• Material:

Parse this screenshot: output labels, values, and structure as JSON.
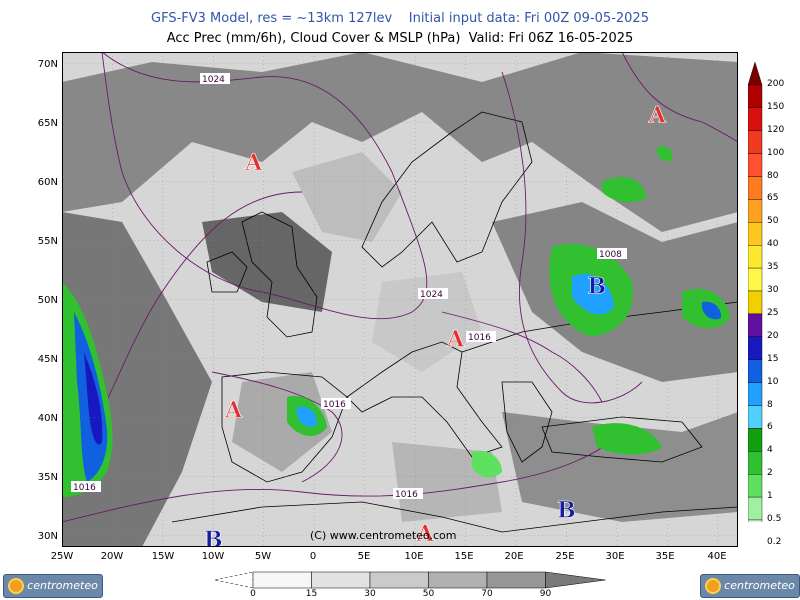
{
  "header": {
    "line1": "GFS-FV3 Model, res = ~13km 127lev    Initial input data: Fri 00Z 09-05-2025",
    "line2": "Acc Prec (mm/6h), Cloud Cover & MSLP (hPa)  Valid: Fri 06Z 16-05-2025"
  },
  "map": {
    "lat_labels": [
      "70N",
      "65N",
      "60N",
      "55N",
      "50N",
      "45N",
      "40N",
      "35N",
      "30N"
    ],
    "lon_labels": [
      "25W",
      "20W",
      "15W",
      "10W",
      "5W",
      "0",
      "5E",
      "10E",
      "15E",
      "20E",
      "25E",
      "30E",
      "35E",
      "40E"
    ],
    "copyright": "(C)  www.centrometeo.com",
    "pressure_labels": [
      "1024",
      "1024",
      "1016",
      "1016",
      "1008",
      "1016",
      "1016"
    ],
    "pressure_centers": [
      {
        "letter": "A",
        "lon": -6,
        "lat": 61,
        "type": "high"
      },
      {
        "letter": "A",
        "lon": 34,
        "lat": 65,
        "type": "high"
      },
      {
        "letter": "A",
        "lon": 14,
        "lat": 46,
        "type": "high"
      },
      {
        "letter": "A",
        "lon": -8,
        "lat": 40,
        "type": "high"
      },
      {
        "letter": "A",
        "lon": 11,
        "lat": 29.5,
        "type": "high"
      },
      {
        "letter": "B",
        "lon": 28,
        "lat": 50.5,
        "type": "low"
      },
      {
        "letter": "B",
        "lon": 25,
        "lat": 31.5,
        "type": "low"
      },
      {
        "letter": "B",
        "lon": -10,
        "lat": 29,
        "type": "low"
      }
    ],
    "colors": {
      "high": "#e23030",
      "low": "#151e9e",
      "isobar": "#6a1a6a",
      "land": "#9a9a9a"
    }
  },
  "precip_scale": {
    "labels": [
      "200",
      "150",
      "120",
      "100",
      "80",
      "65",
      "50",
      "40",
      "35",
      "30",
      "25",
      "20",
      "15",
      "10",
      "8",
      "6",
      "4",
      "2",
      "1",
      "0.5",
      "0.2"
    ],
    "colors": [
      "#7a0000",
      "#b00000",
      "#d81010",
      "#f03a20",
      "#ff5030",
      "#ff7a20",
      "#ffa020",
      "#ffc820",
      "#ffe830",
      "#fff84a",
      "#f0d000",
      "#6010a0",
      "#1818c0",
      "#1060e0",
      "#20a0ff",
      "#50d0ff",
      "#10a010",
      "#30c030",
      "#60e060",
      "#a0f0a0",
      "#d8fcd8"
    ]
  },
  "cloud_scale": {
    "labels": [
      "0",
      "15",
      "30",
      "50",
      "70",
      "90"
    ],
    "colors": [
      "#f6f6f6",
      "#e2e2e2",
      "#cacaca",
      "#b0b0b0",
      "#969696",
      "#7a7a7a"
    ]
  },
  "logos": {
    "left": "centrometeo",
    "right": "centrometeo"
  }
}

• Given problem:
From the entries, report each line that includes the word "centrometeo".

• Solution for this task:
    "copyright": "(C)  www.centrometeo.com",
    "left": "centrometeo",
    "right": "centrometeo"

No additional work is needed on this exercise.